— Start of AVAILABLE DATA —
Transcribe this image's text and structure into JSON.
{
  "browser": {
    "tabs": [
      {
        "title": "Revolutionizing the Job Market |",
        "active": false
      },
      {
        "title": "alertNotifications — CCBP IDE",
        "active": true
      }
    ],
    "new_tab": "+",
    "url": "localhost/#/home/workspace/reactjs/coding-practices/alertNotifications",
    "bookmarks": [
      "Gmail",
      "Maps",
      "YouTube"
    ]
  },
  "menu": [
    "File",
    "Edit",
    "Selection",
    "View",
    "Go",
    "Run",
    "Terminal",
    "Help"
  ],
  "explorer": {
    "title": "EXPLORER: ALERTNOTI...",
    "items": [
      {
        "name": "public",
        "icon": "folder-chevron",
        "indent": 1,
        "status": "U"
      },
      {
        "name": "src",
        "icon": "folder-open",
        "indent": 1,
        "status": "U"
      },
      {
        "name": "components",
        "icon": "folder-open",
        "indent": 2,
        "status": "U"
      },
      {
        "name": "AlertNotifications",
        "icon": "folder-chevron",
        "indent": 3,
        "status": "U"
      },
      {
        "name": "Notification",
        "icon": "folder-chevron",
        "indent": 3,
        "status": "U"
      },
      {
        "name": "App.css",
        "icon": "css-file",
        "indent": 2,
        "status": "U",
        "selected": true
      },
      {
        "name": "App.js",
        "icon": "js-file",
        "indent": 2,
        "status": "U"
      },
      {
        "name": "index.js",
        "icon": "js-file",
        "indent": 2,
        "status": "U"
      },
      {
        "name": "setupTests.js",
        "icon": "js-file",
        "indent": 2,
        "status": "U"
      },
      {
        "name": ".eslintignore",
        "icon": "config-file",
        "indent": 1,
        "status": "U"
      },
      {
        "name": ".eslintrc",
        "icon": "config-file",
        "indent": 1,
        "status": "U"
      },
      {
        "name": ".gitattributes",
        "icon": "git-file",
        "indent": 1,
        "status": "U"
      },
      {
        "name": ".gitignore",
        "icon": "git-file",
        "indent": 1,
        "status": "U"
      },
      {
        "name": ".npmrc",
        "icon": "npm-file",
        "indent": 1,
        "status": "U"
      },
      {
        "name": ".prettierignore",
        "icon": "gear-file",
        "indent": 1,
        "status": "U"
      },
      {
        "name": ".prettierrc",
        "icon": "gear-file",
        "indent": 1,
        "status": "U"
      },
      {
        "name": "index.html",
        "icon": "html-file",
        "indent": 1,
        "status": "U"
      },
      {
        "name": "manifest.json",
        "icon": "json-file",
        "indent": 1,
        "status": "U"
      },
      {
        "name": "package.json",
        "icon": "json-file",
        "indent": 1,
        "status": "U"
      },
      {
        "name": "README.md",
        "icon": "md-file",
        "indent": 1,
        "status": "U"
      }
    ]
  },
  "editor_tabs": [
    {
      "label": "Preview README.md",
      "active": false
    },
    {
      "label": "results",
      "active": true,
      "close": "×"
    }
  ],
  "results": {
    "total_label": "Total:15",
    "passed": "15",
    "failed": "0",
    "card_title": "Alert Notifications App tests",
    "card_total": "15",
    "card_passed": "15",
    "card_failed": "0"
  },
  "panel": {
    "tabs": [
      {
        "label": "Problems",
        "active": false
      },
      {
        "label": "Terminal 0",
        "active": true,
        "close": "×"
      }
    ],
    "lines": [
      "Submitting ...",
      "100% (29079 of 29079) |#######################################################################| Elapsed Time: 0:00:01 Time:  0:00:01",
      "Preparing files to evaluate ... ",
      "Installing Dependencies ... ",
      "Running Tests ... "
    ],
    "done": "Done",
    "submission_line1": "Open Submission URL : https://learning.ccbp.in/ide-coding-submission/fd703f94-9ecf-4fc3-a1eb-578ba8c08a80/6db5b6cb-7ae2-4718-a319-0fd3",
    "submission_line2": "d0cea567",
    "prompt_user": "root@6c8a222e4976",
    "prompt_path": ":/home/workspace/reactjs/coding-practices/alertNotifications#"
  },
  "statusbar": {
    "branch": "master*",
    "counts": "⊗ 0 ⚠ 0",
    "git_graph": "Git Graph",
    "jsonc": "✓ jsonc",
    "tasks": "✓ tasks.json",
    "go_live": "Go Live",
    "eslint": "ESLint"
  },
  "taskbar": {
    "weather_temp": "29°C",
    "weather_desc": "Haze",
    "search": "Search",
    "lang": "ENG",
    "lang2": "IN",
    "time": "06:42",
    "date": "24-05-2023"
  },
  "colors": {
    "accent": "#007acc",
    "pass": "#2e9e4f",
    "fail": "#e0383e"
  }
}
— End of AVAILABLE DATA —
■ **STATED EXERCISE**
Copy every line exactly. Leave nothing out.

■ **TASK SOLUTION**
Transcribe this image's text and structure into JSON.
{
  "browser": {
    "tabs": [
      {
        "title": "Revolutionizing the Job Market |",
        "active": false
      },
      {
        "title": "alertNotifications — CCBP IDE",
        "active": true
      }
    ],
    "new_tab": "+",
    "url": "localhost/#/home/workspace/reactjs/coding-practices/alertNotifications",
    "bookmarks": [
      "Gmail",
      "Maps",
      "YouTube"
    ]
  },
  "menu": [
    "File",
    "Edit",
    "Selection",
    "View",
    "Go",
    "Run",
    "Terminal",
    "Help"
  ],
  "explorer": {
    "title": "EXPLORER: ALERTNOTI...",
    "items": [
      {
        "name": "public",
        "icon": "folder-chevron",
        "indent": 1,
        "status": "U"
      },
      {
        "name": "src",
        "icon": "folder-open",
        "indent": 1,
        "status": "U"
      },
      {
        "name": "components",
        "icon": "folder-open",
        "indent": 2,
        "status": "U"
      },
      {
        "name": "AlertNotifications",
        "icon": "folder-chevron",
        "indent": 3,
        "status": "U"
      },
      {
        "name": "Notification",
        "icon": "folder-chevron",
        "indent": 3,
        "status": "U"
      },
      {
        "name": "App.css",
        "icon": "css-file",
        "indent": 2,
        "status": "U",
        "selected": true
      },
      {
        "name": "App.js",
        "icon": "js-file",
        "indent": 2,
        "status": "U"
      },
      {
        "name": "index.js",
        "icon": "js-file",
        "indent": 2,
        "status": "U"
      },
      {
        "name": "setupTests.js",
        "icon": "js-file",
        "indent": 2,
        "status": "U"
      },
      {
        "name": ".eslintignore",
        "icon": "config-file",
        "indent": 1,
        "status": "U"
      },
      {
        "name": ".eslintrc",
        "icon": "config-file",
        "indent": 1,
        "status": "U"
      },
      {
        "name": ".gitattributes",
        "icon": "git-file",
        "indent": 1,
        "status": "U"
      },
      {
        "name": ".gitignore",
        "icon": "git-file",
        "indent": 1,
        "status": "U"
      },
      {
        "name": ".npmrc",
        "icon": "npm-file",
        "indent": 1,
        "status": "U"
      },
      {
        "name": ".prettierignore",
        "icon": "gear-file",
        "indent": 1,
        "status": "U"
      },
      {
        "name": ".prettierrc",
        "icon": "gear-file",
        "indent": 1,
        "status": "U"
      },
      {
        "name": "index.html",
        "icon": "html-file",
        "indent": 1,
        "status": "U"
      },
      {
        "name": "manifest.json",
        "icon": "json-file",
        "indent": 1,
        "status": "U"
      },
      {
        "name": "package.json",
        "icon": "json-file",
        "indent": 1,
        "status": "U"
      },
      {
        "name": "README.md",
        "icon": "md-file",
        "indent": 1,
        "status": "U"
      }
    ]
  },
  "editor_tabs": [
    {
      "label": "Preview README.md",
      "active": false
    },
    {
      "label": "results",
      "active": true,
      "close": "×"
    }
  ],
  "results": {
    "total_label": "Total:15",
    "passed": "15",
    "failed": "0",
    "card_title": "Alert Notifications App tests",
    "card_total": "15",
    "card_passed": "15",
    "card_failed": "0"
  },
  "panel": {
    "tabs": [
      {
        "label": "Problems",
        "active": false
      },
      {
        "label": "Terminal 0",
        "active": true,
        "close": "×"
      }
    ],
    "lines": [
      "Submitting ...",
      "100% (29079 of 29079) |#######################################################################| Elapsed Time: 0:00:01 Time:  0:00:01",
      "Preparing files to evaluate ... ",
      "Installing Dependencies ... ",
      "Running Tests ... "
    ],
    "done": "Done",
    "submission_line1": "Open Submission URL : https://learning.ccbp.in/ide-coding-submission/fd703f94-9ecf-4fc3-a1eb-578ba8c08a80/6db5b6cb-7ae2-4718-a319-0fd3",
    "submission_line2": "d0cea567",
    "prompt_user": "root@6c8a222e4976",
    "prompt_path": ":/home/workspace/reactjs/coding-practices/alertNotifications#"
  },
  "statusbar": {
    "branch": "master*",
    "counts": "⊗ 0 ⚠ 0",
    "git_graph": "Git Graph",
    "jsonc": "✓ jsonc",
    "tasks": "✓ tasks.json",
    "go_live": "Go Live",
    "eslint": "ESLint"
  },
  "taskbar": {
    "weather_temp": "29°C",
    "weather_desc": "Haze",
    "search": "Search",
    "lang": "ENG",
    "lang2": "IN",
    "time": "06:42",
    "date": "24-05-2023"
  },
  "colors": {
    "accent": "#007acc",
    "pass": "#2e9e4f",
    "fail": "#e0383e"
  }
}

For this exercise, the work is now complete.